Short task: Write every entry out again exactly, please, and skip the pictures.

%%

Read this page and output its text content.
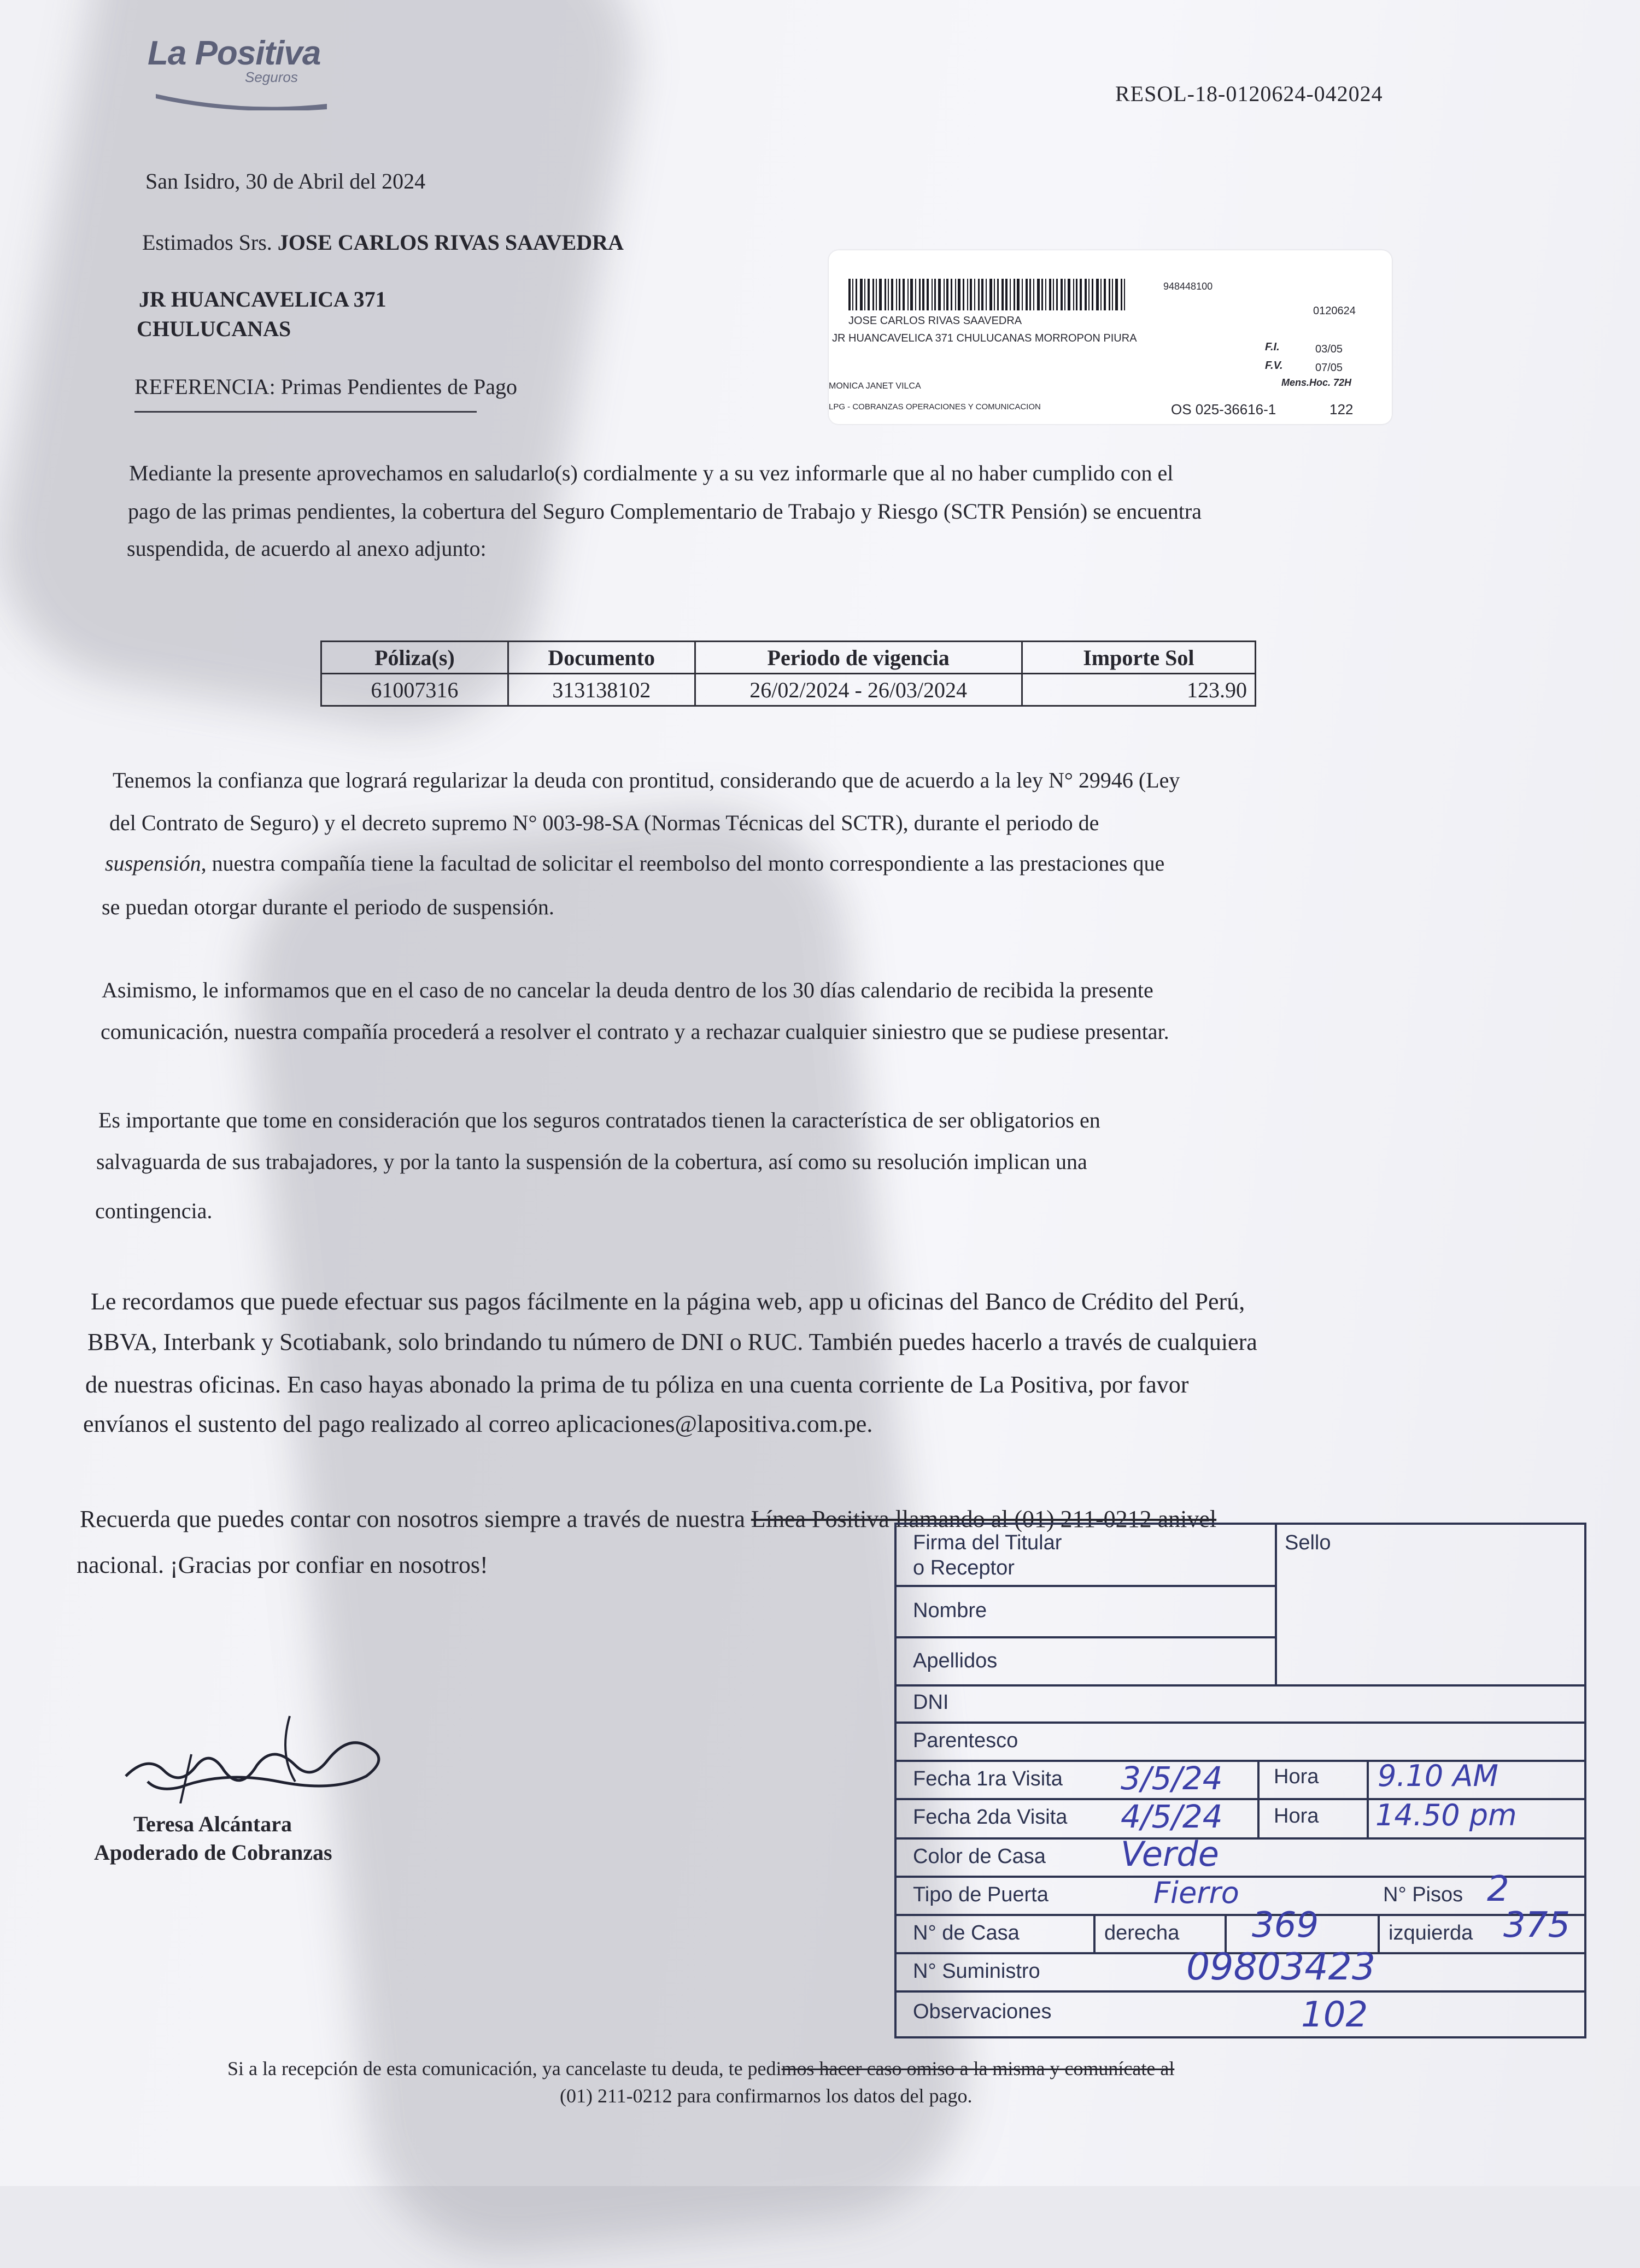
La Positiva
Seguros
RESOL-18-0120624-042024
San Isidro, 30 de Abril del 2024
Estimados Srs. JOSE CARLOS RIVAS SAAVEDRA
JR HUANCAVELICA 371
CHULUCANAS
REFERENCIA: Primas Pendientes de Pago
948448100
0120624
JOSE CARLOS RIVAS SAAVEDRA
JR HUANCAVELICA 371 CHULUCANAS MORROPON PIURA
F.I.	03/05
F.V.	07/05
MONICA JANET VILCA	Mens.Hoc. 72H
LPG - COBRANZAS OPERACIONES Y COMUNICACION	OS 025-36616-1	122
Mediante la presente aprovechamos en saludarlo(s) cordialmente y a su vez informarle que al no haber cumplido con el
pago de las primas pendientes, la cobertura del Seguro Complementario de Trabajo y Riesgo (SCTR Pensión) se encuentra
suspendida, de acuerdo al anexo adjunto:
Póliza(s)	Documento	Periodo de vigencia	Importe Sol
61007316	313138102	26/02/2024 - 26/03/2024	123.90
Tenemos la confianza que logrará regularizar la deuda con prontitud, considerando que de acuerdo a la ley N° 29946 (Ley
del Contrato de Seguro) y el decreto supremo N° 003-98-SA (Normas Técnicas del SCTR), durante el periodo de
suspensión, nuestra compañía tiene la facultad de solicitar el reembolso del monto correspondiente a las prestaciones que
se puedan otorgar durante el periodo de suspensión.
Asimismo, le informamos que en el caso de no cancelar la deuda dentro de los 30 días calendario de recibida la presente
comunicación, nuestra compañía procederá a resolver el contrato y a rechazar cualquier siniestro que se pudiese presentar.
Es importante que tome en consideración que los seguros contratados tienen la característica de ser obligatorios en
salvaguarda de sus trabajadores, y por la tanto la suspensión de la cobertura, así como su resolución implican una
contingencia.
Le recordamos que puede efectuar sus pagos fácilmente en la página web, app u oficinas del Banco de Crédito del Perú,
BBVA, Interbank y Scotiabank, solo brindando tu número de DNI o RUC. También puedes hacerlo a través de cualquiera
de nuestras oficinas. En caso hayas abonado la prima de tu póliza en una cuenta corriente de La Positiva, por favor
envíanos el sustento del pago realizado al correo aplicaciones@lapositiva.com.pe.
Recuerda que puedes contar con nosotros siempre a través de nuestra Línea Positiva llamando al (01) 211-0212 anivel
nacional. ¡Gracias por confiar en nosotros!
Teresa Alcántara
Apoderado de Cobranzas
Firma del Titular
o Receptor
Sello
Nombre
Apellidos
DNI
Parentesco
Fecha 1ra Visita 3/5/24 Hora 9.10 AM
Fecha 2da Visita 4/5/24 Hora 14.50 pm
Color de Casa Verde
Tipo de Puerta	Fierro	N° Pisos 2
N° de Casa	derecha 369	izquierda 375
N° Suministro	09803423
Observaciones	102
Si a la recepción de esta comunicación, ya cancelaste tu deuda, te pedimos hacer caso omiso a la misma y comunícate al
(01) 211-0212 para confirmarnos los datos del pago.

%%

Finished exercise:
Read this page and output its text content.
La Positiva
Seguros
RESOL-18-0120624-042024
San Isidro, 30 de Abril del 2024
Estimados Srs. JOSE CARLOS RIVAS SAAVEDRA
JR HUANCAVELICA 371
CHULUCANAS
REFERENCIA: Primas Pendientes de Pago
948448100
0120624
JOSE CARLOS RIVAS SAAVEDRA
JR HUANCAVELICA 371 CHULUCANAS MORROPON PIURA
F.I.	03/05
F.V.	07/05
MONICA JANET VILCA	Mens.Hoc. 72H
LPG - COBRANZAS OPERACIONES Y COMUNICACION	OS 025-36616-1	122
Mediante la presente aprovechamos en saludarlo(s) cordialmente y a su vez informarle que al no haber cumplido con el
pago de las primas pendientes, la cobertura del Seguro Complementario de Trabajo y Riesgo (SCTR Pensión) se encuentra
suspendida, de acuerdo al anexo adjunto:
Póliza(s)	Documento	Periodo de vigencia	Importe Sol
61007316	313138102	26/02/2024 - 26/03/2024	123.90
Tenemos la confianza que logrará regularizar la deuda con prontitud, considerando que de acuerdo a la ley N° 29946 (Ley
del Contrato de Seguro) y el decreto supremo N° 003-98-SA (Normas Técnicas del SCTR), durante el periodo de
suspensión, nuestra compañía tiene la facultad de solicitar el reembolso del monto correspondiente a las prestaciones que
se puedan otorgar durante el periodo de suspensión.
Asimismo, le informamos que en el caso de no cancelar la deuda dentro de los 30 días calendario de recibida la presente
comunicación, nuestra compañía procederá a resolver el contrato y a rechazar cualquier siniestro que se pudiese presentar.
Es importante que tome en consideración que los seguros contratados tienen la característica de ser obligatorios en
salvaguarda de sus trabajadores, y por la tanto la suspensión de la cobertura, así como su resolución implican una
contingencia.
Le recordamos que puede efectuar sus pagos fácilmente en la página web, app u oficinas del Banco de Crédito del Perú,
BBVA, Interbank y Scotiabank, solo brindando tu número de DNI o RUC. También puedes hacerlo a través de cualquiera
de nuestras oficinas. En caso hayas abonado la prima de tu póliza en una cuenta corriente de La Positiva, por favor
envíanos el sustento del pago realizado al correo aplicaciones@lapositiva.com.pe.
Recuerda que puedes contar con nosotros siempre a través de nuestra Línea Positiva llamando al (01) 211-0212 anivel
nacional. ¡Gracias por confiar en nosotros!
Teresa Alcántara
Apoderado de Cobranzas
Firma del Titular
o Receptor
Sello
Nombre
Apellidos
DNI
Parentesco
Fecha 1ra Visita 3/5/24 Hora 9.10 AM
Fecha 2da Visita 4/5/24 Hora 14.50 pm
Color de Casa Verde
Tipo de Puerta	Fierro	N° Pisos 2
N° de Casa	derecha 369	izquierda 375
N° Suministro	09803423
Observaciones	102
Si a la recepción de esta comunicación, ya cancelaste tu deuda, te pedimos hacer caso omiso a la misma y comunícate al
(01) 211-0212 para confirmarnos los datos del pago.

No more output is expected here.